Write the listing out again, all of it, word for word.
* Begin Record excerpts *
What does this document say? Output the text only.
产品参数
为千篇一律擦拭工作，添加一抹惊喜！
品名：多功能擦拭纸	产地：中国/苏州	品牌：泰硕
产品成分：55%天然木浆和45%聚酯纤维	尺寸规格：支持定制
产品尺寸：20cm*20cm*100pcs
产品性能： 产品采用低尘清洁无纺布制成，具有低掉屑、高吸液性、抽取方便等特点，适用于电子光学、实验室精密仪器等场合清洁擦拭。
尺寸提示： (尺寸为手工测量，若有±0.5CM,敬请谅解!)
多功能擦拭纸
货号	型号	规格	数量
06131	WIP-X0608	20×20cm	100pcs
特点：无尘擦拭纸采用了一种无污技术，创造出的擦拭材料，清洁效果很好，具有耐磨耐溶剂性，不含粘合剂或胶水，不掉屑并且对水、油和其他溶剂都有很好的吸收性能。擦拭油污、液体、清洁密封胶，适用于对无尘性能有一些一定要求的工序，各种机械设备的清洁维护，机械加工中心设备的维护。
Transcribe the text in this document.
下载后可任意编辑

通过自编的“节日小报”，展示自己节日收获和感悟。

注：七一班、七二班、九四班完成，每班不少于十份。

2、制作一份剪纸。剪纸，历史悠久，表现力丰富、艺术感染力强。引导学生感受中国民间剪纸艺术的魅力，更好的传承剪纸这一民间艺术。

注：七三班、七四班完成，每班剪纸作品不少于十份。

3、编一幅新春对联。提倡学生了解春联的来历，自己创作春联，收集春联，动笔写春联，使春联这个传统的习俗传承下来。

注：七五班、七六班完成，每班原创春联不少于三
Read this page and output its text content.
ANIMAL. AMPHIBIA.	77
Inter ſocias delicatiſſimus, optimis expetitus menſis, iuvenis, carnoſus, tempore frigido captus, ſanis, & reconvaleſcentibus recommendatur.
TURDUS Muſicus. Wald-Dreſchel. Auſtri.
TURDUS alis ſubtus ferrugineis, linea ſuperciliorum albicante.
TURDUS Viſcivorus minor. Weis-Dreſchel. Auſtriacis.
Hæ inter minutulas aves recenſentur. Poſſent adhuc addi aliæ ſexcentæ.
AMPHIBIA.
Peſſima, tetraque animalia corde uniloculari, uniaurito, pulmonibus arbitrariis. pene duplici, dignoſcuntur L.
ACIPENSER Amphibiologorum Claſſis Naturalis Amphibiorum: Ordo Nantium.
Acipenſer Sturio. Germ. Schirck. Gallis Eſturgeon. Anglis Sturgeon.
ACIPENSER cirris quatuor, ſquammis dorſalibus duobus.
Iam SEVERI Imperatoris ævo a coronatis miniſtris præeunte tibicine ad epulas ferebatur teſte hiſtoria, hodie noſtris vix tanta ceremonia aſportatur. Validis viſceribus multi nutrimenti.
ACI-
* End Record excerpts *
Reply
What does this document say? Output the text only.
产品参数
为千篇一律擦拭工作，添加一抹惊喜！
品名：多功能擦拭纸	产地：中国/苏州	品牌：泰硕
产品成分：55%天然木浆和45%聚酯纤维	尺寸规格：支持定制
产品尺寸：20cm*20cm*100pcs
产品性能： 产品采用低尘清洁无纺布制成，具有低掉屑、高吸液性、抽取方便等特点，适用于电子光学、实验室精密仪器等场合清洁擦拭。
尺寸提示： (尺寸为手工测量，若有±0.5CM,敬请谅解!)
多功能擦拭纸
货号	型号	规格	数量
06131	WIP-X0608	20×20cm	100pcs
特点：无尘擦拭纸采用了一种无污技术，创造出的擦拭材料，清洁效果很好，具有耐磨耐溶剂性，不含粘合剂或胶水，不掉屑并且对水、油和其他溶剂都有很好的吸收性能。擦拭油污、液体、清洁密封胶，适用于对无尘性能有一些一定要求的工序，各种机械设备的清洁维护，机械加工中心设备的维护。
Transcribe the text in this document.
下载后可任意编辑

通过自编的“节日小报”，展示自己节日收获和感悟。

注：七一班、七二班、九四班完成，每班不少于十份。

2、制作一份剪纸。剪纸，历史悠久，表现力丰富、艺术感染力强。引导学生感受中国民间剪纸艺术的魅力，更好的传承剪纸这一民间艺术。

注：七三班、七四班完成，每班剪纸作品不少于十份。

3、编一幅新春对联。提倡学生了解春联的来历，自己创作春联，收集春联，动笔写春联，使春联这个传统的习俗传承下来。

注：七五班、七六班完成，每班原创春联不少于三
Read this page and output its text content.
ANIMAL. AMPHIBIA.	77
Inter ſocias delicatiſſimus, optimis expetitus menſis, iuvenis, carnoſus, tempore frigido captus, ſanis, & reconvaleſcentibus recommendatur.
TURDUS Muſicus. Wald-Dreſchel. Auſtri.
TURDUS alis ſubtus ferrugineis, linea ſuperciliorum albicante.
TURDUS Viſcivorus minor. Weis-Dreſchel. Auſtriacis.
Hæ inter minutulas aves recenſentur. Poſſent adhuc addi aliæ ſexcentæ.
AMPHIBIA.
Peſſima, tetraque animalia corde uniloculari, uniaurito, pulmonibus arbitrariis. pene duplici, dignoſcuntur L.
ACIPENSER Amphibiologorum Claſſis Naturalis Amphibiorum: Ordo Nantium.
Acipenſer Sturio. Germ. Schirck. Gallis Eſturgeon. Anglis Sturgeon.
ACIPENSER cirris quatuor, ſquammis dorſalibus duobus.
Iam SEVERI Imperatoris ævo a coronatis miniſtris præeunte tibicine ad epulas ferebatur teſte hiſtoria, hodie noſtris vix tanta ceremonia aſportatur. Validis viſceribus multi nutrimenti.
ACI-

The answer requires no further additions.